EXERCISE TASK: Filter this material down to the lines that hold "therapy", copying each one.

DATA FOR THIS TASK:
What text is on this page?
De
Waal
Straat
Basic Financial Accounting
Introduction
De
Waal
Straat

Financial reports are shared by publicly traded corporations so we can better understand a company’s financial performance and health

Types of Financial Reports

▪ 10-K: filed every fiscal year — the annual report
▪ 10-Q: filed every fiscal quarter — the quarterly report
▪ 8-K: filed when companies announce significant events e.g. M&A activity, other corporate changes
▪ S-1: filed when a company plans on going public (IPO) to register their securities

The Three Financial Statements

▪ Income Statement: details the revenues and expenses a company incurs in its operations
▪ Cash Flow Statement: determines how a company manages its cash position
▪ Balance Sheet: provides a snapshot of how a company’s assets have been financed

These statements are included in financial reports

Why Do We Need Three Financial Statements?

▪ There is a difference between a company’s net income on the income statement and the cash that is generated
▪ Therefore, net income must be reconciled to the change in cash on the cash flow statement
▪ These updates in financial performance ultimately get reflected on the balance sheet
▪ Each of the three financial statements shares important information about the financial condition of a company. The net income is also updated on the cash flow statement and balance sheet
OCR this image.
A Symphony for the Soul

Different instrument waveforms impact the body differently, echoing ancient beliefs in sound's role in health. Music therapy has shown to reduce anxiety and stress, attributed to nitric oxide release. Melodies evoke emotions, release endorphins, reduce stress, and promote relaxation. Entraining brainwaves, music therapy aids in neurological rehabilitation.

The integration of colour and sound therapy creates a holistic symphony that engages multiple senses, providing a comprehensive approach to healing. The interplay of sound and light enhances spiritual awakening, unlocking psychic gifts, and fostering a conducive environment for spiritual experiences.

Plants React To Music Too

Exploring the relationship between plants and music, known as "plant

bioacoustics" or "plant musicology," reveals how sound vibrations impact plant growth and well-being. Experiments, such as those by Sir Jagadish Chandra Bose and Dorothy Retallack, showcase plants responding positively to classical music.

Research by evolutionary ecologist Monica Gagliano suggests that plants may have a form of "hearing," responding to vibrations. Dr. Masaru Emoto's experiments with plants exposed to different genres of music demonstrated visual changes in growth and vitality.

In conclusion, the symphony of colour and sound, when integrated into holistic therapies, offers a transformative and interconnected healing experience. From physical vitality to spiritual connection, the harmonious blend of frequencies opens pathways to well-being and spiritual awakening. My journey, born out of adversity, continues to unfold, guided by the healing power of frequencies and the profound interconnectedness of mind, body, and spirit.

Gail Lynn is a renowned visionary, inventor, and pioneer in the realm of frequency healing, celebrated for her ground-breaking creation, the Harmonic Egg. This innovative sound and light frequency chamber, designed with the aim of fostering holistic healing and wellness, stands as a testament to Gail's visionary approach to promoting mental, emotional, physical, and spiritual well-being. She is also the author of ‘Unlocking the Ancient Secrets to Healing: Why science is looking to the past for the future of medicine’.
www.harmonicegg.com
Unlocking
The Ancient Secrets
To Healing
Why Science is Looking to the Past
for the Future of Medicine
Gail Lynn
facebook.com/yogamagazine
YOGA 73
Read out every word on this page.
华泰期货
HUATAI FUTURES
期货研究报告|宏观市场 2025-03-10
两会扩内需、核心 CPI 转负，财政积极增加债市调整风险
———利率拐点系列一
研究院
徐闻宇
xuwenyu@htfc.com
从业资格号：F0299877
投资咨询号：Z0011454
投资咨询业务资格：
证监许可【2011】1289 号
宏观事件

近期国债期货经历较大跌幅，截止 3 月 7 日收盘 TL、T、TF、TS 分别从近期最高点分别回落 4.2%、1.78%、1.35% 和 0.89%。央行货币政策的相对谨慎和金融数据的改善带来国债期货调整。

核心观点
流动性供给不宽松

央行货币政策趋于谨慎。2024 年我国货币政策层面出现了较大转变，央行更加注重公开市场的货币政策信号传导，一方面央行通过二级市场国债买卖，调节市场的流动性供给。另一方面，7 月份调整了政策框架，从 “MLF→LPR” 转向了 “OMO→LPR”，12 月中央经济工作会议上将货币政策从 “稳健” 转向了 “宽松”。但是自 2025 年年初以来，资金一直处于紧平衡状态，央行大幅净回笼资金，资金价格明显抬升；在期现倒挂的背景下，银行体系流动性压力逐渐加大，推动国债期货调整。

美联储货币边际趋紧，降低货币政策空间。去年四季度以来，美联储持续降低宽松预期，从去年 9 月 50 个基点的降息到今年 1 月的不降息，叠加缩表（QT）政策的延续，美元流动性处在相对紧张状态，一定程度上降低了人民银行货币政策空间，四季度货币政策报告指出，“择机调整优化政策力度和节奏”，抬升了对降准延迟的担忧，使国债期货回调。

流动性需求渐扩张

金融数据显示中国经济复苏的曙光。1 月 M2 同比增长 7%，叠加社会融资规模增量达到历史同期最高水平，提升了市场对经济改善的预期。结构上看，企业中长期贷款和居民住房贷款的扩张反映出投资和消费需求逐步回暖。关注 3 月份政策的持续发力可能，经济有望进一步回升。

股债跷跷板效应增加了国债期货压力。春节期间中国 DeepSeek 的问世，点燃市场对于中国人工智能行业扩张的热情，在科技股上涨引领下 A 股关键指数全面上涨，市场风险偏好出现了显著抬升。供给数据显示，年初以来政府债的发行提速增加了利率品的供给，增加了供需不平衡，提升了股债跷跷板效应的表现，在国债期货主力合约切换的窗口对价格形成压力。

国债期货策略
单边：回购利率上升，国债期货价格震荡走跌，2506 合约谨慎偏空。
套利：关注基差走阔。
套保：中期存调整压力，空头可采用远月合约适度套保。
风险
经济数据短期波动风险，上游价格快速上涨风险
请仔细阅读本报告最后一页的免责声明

FINAL ANSWER:
Different instrument waveforms impact the body differently, echoing ancient beliefs in sound's role in health. Music therapy has shown to reduce anxiety and stress, attributed to nitric oxide release. Melodies evoke emotions, release endorphins, reduce stress, and promote relaxation. Entraining brainwaves, music therapy aids in neurological rehabilitation.
The integration of colour and sound therapy creates a holistic symphony that engages multiple senses, providing a comprehensive approach to healing. The interplay of sound and light enhances spiritual awakening, unlocking psychic gifts, and fostering a conducive environment for spiritual experiences.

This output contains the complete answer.